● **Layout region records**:
##########

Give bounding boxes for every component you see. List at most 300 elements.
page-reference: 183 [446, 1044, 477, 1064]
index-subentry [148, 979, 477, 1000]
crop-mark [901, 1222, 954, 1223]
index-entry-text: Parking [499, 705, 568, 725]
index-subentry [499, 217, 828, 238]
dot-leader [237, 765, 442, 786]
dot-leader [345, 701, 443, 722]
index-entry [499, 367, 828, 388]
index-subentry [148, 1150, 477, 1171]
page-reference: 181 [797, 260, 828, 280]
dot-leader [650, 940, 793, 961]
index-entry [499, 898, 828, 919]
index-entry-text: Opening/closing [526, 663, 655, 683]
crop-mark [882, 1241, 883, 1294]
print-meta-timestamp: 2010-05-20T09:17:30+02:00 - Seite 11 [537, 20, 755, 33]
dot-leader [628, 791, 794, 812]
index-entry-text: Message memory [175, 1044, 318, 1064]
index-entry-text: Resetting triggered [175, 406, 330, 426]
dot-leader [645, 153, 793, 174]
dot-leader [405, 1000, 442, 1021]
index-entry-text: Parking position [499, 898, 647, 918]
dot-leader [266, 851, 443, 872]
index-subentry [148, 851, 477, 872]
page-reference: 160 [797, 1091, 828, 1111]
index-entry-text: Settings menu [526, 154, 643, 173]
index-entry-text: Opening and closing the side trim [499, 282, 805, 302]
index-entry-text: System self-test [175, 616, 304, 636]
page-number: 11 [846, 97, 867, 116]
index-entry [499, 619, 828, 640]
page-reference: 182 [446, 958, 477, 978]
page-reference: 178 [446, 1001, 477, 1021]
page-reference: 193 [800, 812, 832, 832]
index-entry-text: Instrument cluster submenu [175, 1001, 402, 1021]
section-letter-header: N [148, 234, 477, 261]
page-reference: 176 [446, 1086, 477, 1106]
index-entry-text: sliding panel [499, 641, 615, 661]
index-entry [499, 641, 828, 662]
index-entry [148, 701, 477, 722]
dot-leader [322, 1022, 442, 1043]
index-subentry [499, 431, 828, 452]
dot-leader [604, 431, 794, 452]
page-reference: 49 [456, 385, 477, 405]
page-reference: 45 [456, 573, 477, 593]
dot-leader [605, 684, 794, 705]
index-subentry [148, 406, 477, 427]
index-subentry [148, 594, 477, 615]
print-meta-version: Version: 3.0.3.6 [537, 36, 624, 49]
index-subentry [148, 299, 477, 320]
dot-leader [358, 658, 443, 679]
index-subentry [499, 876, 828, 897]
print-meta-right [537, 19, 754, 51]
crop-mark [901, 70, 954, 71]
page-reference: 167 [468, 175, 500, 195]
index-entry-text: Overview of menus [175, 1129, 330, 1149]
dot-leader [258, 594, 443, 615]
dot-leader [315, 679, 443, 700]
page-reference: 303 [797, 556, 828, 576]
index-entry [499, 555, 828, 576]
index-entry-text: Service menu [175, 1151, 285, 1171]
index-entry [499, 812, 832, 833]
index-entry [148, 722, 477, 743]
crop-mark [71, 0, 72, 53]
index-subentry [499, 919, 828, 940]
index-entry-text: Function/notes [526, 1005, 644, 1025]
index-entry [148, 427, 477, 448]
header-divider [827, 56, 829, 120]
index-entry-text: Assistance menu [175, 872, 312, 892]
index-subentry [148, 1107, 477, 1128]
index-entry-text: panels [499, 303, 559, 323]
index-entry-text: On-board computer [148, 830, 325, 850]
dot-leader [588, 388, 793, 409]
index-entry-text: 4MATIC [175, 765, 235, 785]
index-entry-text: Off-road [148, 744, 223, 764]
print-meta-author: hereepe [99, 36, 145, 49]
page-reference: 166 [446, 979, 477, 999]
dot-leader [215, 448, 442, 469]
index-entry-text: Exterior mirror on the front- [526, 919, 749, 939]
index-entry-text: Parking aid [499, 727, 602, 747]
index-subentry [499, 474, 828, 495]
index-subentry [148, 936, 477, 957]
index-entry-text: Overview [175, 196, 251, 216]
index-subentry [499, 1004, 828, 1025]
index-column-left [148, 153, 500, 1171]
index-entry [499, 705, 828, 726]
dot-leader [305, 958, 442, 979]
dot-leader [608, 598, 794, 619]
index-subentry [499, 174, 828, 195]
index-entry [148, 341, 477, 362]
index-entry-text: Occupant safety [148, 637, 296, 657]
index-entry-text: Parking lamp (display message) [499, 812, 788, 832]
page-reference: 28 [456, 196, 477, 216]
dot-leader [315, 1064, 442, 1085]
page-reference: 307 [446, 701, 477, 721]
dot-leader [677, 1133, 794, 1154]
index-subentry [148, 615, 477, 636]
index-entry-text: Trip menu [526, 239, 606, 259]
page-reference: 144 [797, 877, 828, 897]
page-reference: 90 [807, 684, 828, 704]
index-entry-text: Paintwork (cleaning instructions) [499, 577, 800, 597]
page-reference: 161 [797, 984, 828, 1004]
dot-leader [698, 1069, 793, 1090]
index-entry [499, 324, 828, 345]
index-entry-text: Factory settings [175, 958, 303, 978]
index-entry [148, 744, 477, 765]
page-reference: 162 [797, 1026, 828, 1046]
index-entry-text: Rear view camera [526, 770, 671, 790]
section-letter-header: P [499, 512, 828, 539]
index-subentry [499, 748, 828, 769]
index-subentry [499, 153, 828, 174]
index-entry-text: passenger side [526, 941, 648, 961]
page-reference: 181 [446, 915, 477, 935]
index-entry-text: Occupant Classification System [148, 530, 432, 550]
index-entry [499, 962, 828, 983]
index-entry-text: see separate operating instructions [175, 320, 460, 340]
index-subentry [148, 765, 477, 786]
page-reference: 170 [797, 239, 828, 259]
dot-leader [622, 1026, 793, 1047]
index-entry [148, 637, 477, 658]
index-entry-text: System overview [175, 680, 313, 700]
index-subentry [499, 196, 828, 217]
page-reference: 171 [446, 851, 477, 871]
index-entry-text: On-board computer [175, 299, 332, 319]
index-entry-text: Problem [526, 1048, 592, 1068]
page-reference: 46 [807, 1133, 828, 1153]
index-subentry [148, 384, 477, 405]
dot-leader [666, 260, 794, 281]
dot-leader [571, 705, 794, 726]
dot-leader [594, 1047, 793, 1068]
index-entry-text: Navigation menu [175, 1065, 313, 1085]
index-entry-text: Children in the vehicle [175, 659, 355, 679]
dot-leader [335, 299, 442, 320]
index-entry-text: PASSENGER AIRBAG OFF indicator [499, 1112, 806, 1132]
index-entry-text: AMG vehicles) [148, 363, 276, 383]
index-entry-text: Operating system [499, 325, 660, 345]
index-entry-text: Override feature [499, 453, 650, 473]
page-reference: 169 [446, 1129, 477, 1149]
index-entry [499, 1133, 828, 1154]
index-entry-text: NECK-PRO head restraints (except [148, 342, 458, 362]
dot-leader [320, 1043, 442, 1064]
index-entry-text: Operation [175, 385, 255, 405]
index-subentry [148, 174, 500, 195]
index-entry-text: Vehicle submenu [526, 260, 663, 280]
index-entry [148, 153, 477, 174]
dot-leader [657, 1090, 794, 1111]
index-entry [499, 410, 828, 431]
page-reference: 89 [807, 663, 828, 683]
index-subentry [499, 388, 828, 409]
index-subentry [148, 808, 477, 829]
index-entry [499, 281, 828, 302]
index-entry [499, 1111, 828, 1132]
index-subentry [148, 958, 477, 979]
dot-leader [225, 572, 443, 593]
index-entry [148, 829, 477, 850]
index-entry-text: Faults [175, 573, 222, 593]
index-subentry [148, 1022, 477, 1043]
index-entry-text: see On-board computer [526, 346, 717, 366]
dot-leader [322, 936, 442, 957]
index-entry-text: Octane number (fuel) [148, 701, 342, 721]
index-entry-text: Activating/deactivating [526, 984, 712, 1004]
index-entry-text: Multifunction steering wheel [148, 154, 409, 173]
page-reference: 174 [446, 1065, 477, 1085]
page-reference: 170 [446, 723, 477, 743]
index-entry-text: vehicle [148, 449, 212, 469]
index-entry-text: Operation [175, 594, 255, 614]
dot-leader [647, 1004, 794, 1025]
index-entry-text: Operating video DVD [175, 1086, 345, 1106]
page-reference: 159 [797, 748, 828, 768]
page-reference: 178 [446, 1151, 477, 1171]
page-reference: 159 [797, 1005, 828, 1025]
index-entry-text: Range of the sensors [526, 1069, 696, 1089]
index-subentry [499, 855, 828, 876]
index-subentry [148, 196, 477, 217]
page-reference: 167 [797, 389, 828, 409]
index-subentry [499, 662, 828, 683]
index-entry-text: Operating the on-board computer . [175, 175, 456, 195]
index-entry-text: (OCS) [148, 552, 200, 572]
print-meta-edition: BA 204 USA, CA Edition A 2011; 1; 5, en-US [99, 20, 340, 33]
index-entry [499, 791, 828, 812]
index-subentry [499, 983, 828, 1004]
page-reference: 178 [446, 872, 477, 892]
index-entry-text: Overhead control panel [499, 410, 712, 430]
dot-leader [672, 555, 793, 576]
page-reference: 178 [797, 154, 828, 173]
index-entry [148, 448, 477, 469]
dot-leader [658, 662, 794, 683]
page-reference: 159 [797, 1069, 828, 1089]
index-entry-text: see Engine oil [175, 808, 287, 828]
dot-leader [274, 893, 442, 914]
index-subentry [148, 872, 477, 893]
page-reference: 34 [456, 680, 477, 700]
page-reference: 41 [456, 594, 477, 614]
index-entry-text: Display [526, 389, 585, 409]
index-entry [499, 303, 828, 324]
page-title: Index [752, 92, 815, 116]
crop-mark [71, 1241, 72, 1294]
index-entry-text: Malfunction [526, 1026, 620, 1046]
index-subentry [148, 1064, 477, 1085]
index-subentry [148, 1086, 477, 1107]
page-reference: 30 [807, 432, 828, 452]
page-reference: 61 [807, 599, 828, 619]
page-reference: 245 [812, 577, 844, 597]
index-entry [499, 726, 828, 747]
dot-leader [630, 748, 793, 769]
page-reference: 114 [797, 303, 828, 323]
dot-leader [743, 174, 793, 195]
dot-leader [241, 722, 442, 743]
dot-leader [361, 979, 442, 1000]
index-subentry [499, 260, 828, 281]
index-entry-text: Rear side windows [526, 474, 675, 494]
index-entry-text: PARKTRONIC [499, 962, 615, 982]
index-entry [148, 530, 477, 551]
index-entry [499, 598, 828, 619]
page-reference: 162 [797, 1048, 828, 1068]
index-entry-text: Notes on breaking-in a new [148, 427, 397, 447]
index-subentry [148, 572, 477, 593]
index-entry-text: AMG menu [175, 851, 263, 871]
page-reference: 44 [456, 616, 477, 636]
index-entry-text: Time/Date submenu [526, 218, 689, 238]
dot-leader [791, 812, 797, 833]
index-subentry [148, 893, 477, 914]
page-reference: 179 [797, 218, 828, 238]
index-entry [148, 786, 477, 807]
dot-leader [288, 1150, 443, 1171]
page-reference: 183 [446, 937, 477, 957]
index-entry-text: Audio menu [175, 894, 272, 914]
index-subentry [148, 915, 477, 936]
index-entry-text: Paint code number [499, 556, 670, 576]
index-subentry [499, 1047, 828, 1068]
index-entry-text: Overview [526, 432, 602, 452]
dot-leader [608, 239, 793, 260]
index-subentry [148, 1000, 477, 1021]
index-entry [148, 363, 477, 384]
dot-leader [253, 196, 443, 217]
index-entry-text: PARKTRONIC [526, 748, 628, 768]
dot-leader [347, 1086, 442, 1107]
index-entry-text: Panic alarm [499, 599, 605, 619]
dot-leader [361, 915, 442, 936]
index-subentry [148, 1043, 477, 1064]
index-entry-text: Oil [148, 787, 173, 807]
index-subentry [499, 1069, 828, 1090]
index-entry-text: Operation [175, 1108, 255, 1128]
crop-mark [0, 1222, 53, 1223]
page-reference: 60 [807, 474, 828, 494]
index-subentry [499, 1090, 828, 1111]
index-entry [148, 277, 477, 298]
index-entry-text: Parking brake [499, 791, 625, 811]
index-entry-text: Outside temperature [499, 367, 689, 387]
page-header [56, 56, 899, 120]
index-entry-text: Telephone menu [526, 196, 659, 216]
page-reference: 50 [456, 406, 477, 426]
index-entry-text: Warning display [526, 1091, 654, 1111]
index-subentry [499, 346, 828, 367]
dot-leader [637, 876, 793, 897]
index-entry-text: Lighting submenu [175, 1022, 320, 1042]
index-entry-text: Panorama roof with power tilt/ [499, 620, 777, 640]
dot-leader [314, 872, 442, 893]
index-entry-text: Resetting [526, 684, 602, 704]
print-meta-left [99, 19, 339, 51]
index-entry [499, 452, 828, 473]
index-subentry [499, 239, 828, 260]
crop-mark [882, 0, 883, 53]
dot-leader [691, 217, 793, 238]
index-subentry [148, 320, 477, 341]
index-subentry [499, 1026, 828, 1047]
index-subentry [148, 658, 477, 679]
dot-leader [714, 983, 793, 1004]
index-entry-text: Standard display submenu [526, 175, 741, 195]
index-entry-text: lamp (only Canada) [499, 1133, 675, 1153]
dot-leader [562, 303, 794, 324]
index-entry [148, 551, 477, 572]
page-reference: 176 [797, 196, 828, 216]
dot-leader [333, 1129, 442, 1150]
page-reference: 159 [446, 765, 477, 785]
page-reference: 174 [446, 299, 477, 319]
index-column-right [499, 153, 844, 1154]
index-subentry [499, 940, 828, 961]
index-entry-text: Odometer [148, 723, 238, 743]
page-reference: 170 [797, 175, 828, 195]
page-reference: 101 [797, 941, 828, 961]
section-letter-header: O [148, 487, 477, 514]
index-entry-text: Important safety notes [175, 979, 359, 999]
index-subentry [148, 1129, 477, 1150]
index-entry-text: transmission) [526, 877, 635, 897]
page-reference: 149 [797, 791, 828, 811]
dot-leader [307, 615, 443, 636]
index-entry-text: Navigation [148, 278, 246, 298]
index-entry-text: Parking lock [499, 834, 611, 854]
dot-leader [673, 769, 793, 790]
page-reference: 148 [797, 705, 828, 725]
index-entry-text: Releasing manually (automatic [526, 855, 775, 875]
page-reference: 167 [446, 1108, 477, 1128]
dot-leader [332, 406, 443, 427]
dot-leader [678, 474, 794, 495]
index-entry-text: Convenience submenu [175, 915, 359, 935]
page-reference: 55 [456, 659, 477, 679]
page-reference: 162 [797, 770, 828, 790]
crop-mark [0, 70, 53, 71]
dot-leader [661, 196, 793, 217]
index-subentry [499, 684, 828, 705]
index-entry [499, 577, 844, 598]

##########

● **Aim**:
Could you convert the rows, starting at the first one and ending at the one that contains "crop-mark [882, 1241, 883, 1294]", into a Markdown table with the columns No. and Row, leaving out any blank lines?

● **Result for this task**:
| No. | Row |
|---|---|
| 1 | Give bounding boxes for every component you see. List at most 300 elements. |
| 2 | page-reference: 183 [446, 1044, 477, 1064] |
| 3 | index-subentry [148, 979, 477, 1000] |
| 4 | crop-mark [901, 1222, 954, 1223] |
| 5 | index-entry-text: Parking [499, 705, 568, 725] |
| 6 | index-subentry [499, 217, 828, 238] |
| 7 | dot-leader [237, 765, 442, 786] |
| 8 | dot-leader [345, 701, 443, 722] |
| 9 | index-entry [499, 367, 828, 388] |
| 10 | index-subentry [148, 1150, 477, 1171] |
| 11 | page-reference: 181 [797, 260, 828, 280] |
| 12 | dot-leader [650, 940, 793, 961] |
| 13 | index-entry [499, 898, 828, 919] |
| 14 | index-entry-text: Opening/closing [526, 663, 655, 683] |
| 15 | crop-mark [882, 1241, 883, 1294] |